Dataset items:
########

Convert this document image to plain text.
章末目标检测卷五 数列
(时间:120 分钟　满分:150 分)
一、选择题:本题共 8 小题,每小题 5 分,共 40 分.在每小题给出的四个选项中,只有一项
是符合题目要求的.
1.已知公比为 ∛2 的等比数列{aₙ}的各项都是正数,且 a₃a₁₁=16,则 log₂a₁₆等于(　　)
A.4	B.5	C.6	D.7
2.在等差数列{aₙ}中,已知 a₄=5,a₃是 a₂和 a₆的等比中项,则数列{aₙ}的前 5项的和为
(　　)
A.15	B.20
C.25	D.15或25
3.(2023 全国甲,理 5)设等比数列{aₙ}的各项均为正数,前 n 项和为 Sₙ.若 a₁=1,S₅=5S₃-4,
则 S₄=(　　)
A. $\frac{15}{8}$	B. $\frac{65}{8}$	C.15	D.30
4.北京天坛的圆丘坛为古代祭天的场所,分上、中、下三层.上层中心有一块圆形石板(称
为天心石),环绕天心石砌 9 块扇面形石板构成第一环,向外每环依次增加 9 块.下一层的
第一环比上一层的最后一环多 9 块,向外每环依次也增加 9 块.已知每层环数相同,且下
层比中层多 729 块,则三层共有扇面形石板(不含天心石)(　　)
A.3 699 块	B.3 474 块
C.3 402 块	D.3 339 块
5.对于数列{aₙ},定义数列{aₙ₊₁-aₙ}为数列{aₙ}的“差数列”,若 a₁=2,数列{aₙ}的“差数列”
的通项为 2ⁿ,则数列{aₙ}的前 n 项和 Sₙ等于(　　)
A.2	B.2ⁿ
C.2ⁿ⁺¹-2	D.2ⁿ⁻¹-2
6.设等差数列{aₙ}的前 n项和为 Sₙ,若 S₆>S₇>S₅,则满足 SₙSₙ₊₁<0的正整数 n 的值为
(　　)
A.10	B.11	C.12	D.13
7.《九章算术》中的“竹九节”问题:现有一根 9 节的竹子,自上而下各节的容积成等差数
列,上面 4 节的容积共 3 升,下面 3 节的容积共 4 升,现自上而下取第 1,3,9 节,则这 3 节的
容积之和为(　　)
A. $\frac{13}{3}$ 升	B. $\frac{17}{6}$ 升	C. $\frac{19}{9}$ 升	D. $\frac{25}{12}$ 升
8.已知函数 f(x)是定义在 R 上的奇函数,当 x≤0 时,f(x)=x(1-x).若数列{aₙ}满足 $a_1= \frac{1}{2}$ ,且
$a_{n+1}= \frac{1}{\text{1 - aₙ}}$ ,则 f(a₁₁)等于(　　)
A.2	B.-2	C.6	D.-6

########

**Requirement:**
Print the whole listing exactly as it is.

**Full answer:**
Convert this document image to plain text.
章末目标检测卷五 数列
(时间:120 分钟　满分:150 分)
一、选择题:本题共 8 小题,每小题 5 分,共 40 分.在每小题给出的四个选项中,只有一项
是符合题目要求的.
1.已知公比为 ∛2 的等比数列{aₙ}的各项都是正数,且 a₃a₁₁=16,则 log₂a₁₆等于(　　)
A.4	B.5	C.6	D.7
2.在等差数列{aₙ}中,已知 a₄=5,a₃是 a₂和 a₆的等比中项,则数列{aₙ}的前 5项的和为
(　　)
A.15	B.20
C.25	D.15或25
3.(2023 全国甲,理 5)设等比数列{aₙ}的各项均为正数,前 n 项和为 Sₙ.若 a₁=1,S₅=5S₃-4,
则 S₄=(　　)
A. $\frac{15}{8}$	B. $\frac{65}{8}$	C.15	D.30
4.北京天坛的圆丘坛为古代祭天的场所,分上、中、下三层.上层中心有一块圆形石板(称
为天心石),环绕天心石砌 9 块扇面形石板构成第一环,向外每环依次增加 9 块.下一层的
第一环比上一层的最后一环多 9 块,向外每环依次也增加 9 块.已知每层环数相同,且下
层比中层多 729 块,则三层共有扇面形石板(不含天心石)(　　)
A.3 699 块	B.3 474 块
C.3 402 块	D.3 339 块
5.对于数列{aₙ},定义数列{aₙ₊₁-aₙ}为数列{aₙ}的“差数列”,若 a₁=2,数列{aₙ}的“差数列”
的通项为 2ⁿ,则数列{aₙ}的前 n 项和 Sₙ等于(　　)
A.2	B.2ⁿ
C.2ⁿ⁺¹-2	D.2ⁿ⁻¹-2
6.设等差数列{aₙ}的前 n项和为 Sₙ,若 S₆>S₇>S₅,则满足 SₙSₙ₊₁<0的正整数 n 的值为
(　　)
A.10	B.11	C.12	D.13
7.《九章算术》中的“竹九节”问题:现有一根 9 节的竹子,自上而下各节的容积成等差数
列,上面 4 节的容积共 3 升,下面 3 节的容积共 4 升,现自上而下取第 1,3,9 节,则这 3 节的
容积之和为(　　)
A. $\frac{13}{3}$ 升	B. $\frac{17}{6}$ 升	C. $\frac{19}{9}$ 升	D. $\frac{25}{12}$ 升
8.已知函数 f(x)是定义在 R 上的奇函数,当 x≤0 时,f(x)=x(1-x).若数列{aₙ}满足 $a_1= \frac{1}{2}$ ,且
$a_{n+1}= \frac{1}{\text{1 - aₙ}}$ ,则 f(a₁₁)等于(　　)
A.2	B.-2	C.6	D.-6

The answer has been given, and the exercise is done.